▸ EXERCISE INSTRUCTIONS
Every record should be written out exactly, please.
+++ INFORMATION SUPPLIED
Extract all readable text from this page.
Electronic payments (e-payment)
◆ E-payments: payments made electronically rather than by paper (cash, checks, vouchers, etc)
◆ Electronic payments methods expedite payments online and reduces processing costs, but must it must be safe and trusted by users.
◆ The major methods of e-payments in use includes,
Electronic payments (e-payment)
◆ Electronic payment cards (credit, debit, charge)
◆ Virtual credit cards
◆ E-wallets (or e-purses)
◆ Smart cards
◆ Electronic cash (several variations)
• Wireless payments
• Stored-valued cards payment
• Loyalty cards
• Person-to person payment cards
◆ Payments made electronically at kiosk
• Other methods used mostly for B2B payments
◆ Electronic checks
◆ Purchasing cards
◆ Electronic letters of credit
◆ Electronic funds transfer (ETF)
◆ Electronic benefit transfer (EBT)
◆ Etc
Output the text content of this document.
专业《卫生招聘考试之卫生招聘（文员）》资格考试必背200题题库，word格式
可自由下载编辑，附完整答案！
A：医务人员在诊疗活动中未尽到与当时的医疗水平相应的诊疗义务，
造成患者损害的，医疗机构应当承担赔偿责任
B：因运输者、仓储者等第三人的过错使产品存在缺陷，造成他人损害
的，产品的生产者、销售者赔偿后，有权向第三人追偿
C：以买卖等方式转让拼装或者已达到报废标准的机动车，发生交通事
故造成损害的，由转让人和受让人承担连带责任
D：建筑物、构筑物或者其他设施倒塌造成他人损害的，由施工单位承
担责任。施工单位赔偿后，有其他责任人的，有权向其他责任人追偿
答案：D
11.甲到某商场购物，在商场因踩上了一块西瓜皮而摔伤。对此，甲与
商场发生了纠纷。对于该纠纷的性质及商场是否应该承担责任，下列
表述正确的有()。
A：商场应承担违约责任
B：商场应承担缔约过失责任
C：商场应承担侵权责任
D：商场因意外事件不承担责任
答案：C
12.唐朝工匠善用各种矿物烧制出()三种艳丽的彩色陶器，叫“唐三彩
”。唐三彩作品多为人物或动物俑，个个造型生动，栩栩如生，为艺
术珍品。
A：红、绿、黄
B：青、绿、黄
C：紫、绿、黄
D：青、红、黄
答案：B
++++++
▸ RESPONSE TO THIS TASK
Extract all readable text from this page.
Electronic payments (e-payment)
◆ E-payments: payments made electronically rather than by paper (cash, checks, vouchers, etc)
◆ Electronic payments methods expedite payments online and reduces processing costs, but must it must be safe and trusted by users.
◆ The major methods of e-payments in use includes,
Electronic payments (e-payment)
◆ Electronic payment cards (credit, debit, charge)
◆ Virtual credit cards
◆ E-wallets (or e-purses)
◆ Smart cards
◆ Electronic cash (several variations)
• Wireless payments
• Stored-valued cards payment
• Loyalty cards
• Person-to person payment cards
◆ Payments made electronically at kiosk
• Other methods used mostly for B2B payments
◆ Electronic checks
◆ Purchasing cards
◆ Electronic letters of credit
◆ Electronic funds transfer (ETF)
◆ Electronic benefit transfer (EBT)
◆ Etc
Output the text content of this document.
专业《卫生招聘考试之卫生招聘（文员）》资格考试必背200题题库，word格式
可自由下载编辑，附完整答案！
A：医务人员在诊疗活动中未尽到与当时的医疗水平相应的诊疗义务，
造成患者损害的，医疗机构应当承担赔偿责任
B：因运输者、仓储者等第三人的过错使产品存在缺陷，造成他人损害
的，产品的生产者、销售者赔偿后，有权向第三人追偿
C：以买卖等方式转让拼装或者已达到报废标准的机动车，发生交通事
故造成损害的，由转让人和受让人承担连带责任
D：建筑物、构筑物或者其他设施倒塌造成他人损害的，由施工单位承
担责任。施工单位赔偿后，有其他责任人的，有权向其他责任人追偿
答案：D
11.甲到某商场购物，在商场因踩上了一块西瓜皮而摔伤。对此，甲与
商场发生了纠纷。对于该纠纷的性质及商场是否应该承担责任，下列
表述正确的有()。
A：商场应承担违约责任
B：商场应承担缔约过失责任
C：商场应承担侵权责任
D：商场因意外事件不承担责任
答案：C
12.唐朝工匠善用各种矿物烧制出()三种艳丽的彩色陶器，叫“唐三彩
”。唐三彩作品多为人物或动物俑，个个造型生动，栩栩如生，为艺
术珍品。
A：红、绿、黄
B：青、绿、黄
C：紫、绿、黄
D：青、红、黄
答案：B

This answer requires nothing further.